*Written exercise*
Starting at the line that has "What elements are" and stopping after the line that has "Localize all elements.", copy those lines out again with every "value-label" swapped for "number-label" and everything else left as it is. Leave the pictures out of your answer.

··· Records for the task

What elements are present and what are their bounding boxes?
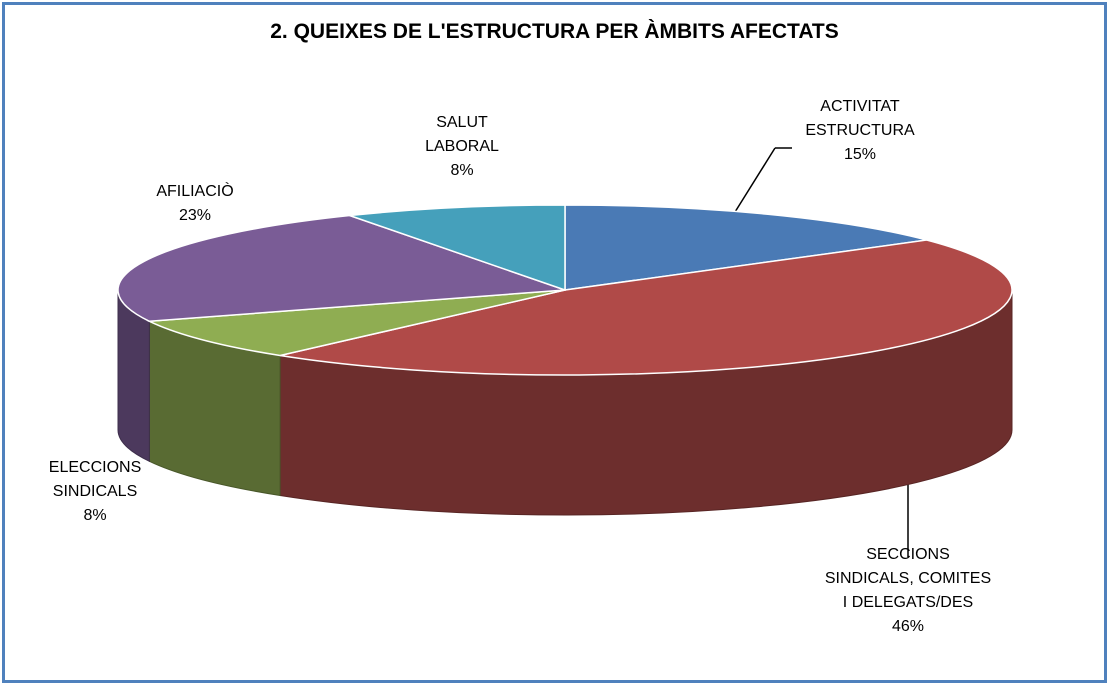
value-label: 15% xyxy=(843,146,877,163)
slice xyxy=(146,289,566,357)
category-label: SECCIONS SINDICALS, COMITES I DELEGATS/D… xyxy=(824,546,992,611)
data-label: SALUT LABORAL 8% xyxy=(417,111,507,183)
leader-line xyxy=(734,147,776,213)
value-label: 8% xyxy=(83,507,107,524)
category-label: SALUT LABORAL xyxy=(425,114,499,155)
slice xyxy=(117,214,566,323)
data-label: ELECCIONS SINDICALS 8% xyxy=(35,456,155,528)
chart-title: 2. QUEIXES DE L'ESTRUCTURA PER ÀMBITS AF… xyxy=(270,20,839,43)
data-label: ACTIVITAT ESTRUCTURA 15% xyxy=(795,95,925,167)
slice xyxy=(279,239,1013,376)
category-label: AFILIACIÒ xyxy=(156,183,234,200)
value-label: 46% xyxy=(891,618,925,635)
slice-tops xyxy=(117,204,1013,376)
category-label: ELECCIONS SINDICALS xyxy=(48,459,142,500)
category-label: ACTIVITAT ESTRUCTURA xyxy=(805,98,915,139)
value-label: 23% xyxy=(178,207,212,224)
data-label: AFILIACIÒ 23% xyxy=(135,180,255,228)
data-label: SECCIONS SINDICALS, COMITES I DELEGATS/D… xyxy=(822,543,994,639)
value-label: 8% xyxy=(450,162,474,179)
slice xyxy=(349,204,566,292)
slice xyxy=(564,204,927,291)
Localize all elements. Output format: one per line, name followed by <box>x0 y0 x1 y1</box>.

······
··· Records for the task

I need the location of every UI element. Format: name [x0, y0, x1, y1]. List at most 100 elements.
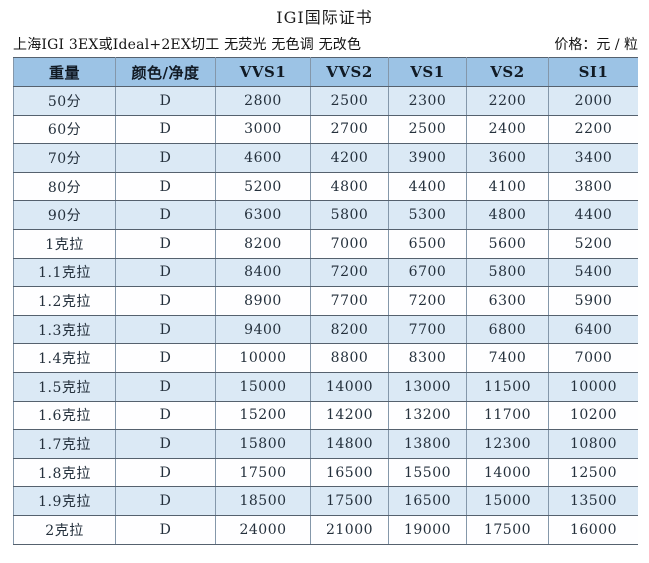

······
··· Records for the task

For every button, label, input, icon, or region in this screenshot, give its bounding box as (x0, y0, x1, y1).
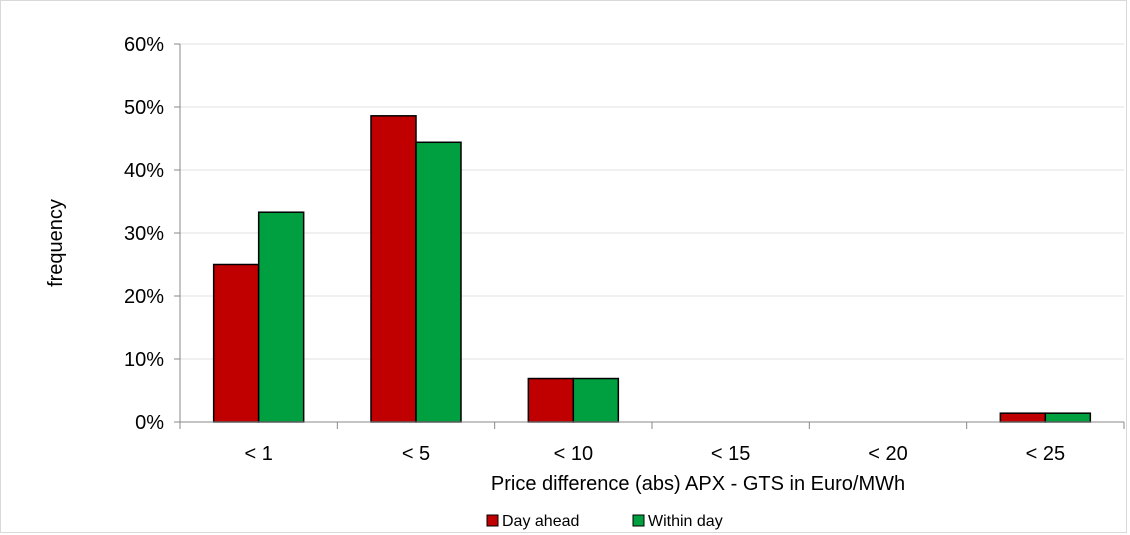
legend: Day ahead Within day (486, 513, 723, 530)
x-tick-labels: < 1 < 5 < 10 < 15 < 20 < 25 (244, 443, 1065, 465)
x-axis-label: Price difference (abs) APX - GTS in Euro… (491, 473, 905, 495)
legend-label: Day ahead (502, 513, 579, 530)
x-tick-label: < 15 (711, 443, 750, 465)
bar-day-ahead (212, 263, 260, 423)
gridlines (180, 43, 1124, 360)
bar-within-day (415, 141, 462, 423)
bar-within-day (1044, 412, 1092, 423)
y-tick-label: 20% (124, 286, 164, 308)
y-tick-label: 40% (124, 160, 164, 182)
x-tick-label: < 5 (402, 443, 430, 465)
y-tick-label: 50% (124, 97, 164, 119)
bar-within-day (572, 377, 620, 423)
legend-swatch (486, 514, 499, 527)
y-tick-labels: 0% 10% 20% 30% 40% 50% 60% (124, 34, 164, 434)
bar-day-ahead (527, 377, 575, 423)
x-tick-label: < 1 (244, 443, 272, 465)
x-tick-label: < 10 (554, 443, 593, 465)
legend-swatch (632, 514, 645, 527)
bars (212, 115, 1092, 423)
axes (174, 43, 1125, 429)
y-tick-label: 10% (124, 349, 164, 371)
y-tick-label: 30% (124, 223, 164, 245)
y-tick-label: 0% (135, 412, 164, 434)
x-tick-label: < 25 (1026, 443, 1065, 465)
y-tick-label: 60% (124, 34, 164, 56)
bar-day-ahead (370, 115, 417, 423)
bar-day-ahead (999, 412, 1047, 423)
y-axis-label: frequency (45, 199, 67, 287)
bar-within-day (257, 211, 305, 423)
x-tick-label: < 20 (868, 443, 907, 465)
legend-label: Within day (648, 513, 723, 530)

······

*Response for this exercise*
What elements are present and what are their bounding boxes?
number-label: 15% xyxy=(843,146,877,163)
slice xyxy=(146,289,566,357)
category-label: SECCIONS SINDICALS, COMITES I DELEGATS/D… xyxy=(824,546,992,611)
data-label: SALUT LABORAL 8% xyxy=(417,111,507,183)
leader-line xyxy=(734,147,776,213)
number-label: 8% xyxy=(83,507,107,524)
category-label: SALUT LABORAL xyxy=(425,114,499,155)
slice xyxy=(117,214,566,323)
data-label: ELECCIONS SINDICALS 8% xyxy=(35,456,155,528)
chart-title: 2. QUEIXES DE L'ESTRUCTURA PER ÀMBITS AF… xyxy=(270,20,839,43)
data-label: ACTIVITAT ESTRUCTURA 15% xyxy=(795,95,925,167)
slice xyxy=(279,239,1013,376)
category-label: AFILIACIÒ xyxy=(156,183,234,200)
number-label: 46% xyxy=(891,618,925,635)
slice-tops xyxy=(117,204,1013,376)
category-label: ELECCIONS SINDICALS xyxy=(48,459,142,500)
category-label: ACTIVITAT ESTRUCTURA xyxy=(805,98,915,139)
number-label: 23% xyxy=(178,207,212,224)
data-label: AFILIACIÒ 23% xyxy=(135,180,255,228)
data-label: SECCIONS SINDICALS, COMITES I DELEGATS/D… xyxy=(822,543,994,639)
number-label: 8% xyxy=(450,162,474,179)
slice xyxy=(349,204,566,292)
slice xyxy=(564,204,927,291)
Localize all elements. Output format: one per line, name followed by <box>x0 y0 x1 y1</box>.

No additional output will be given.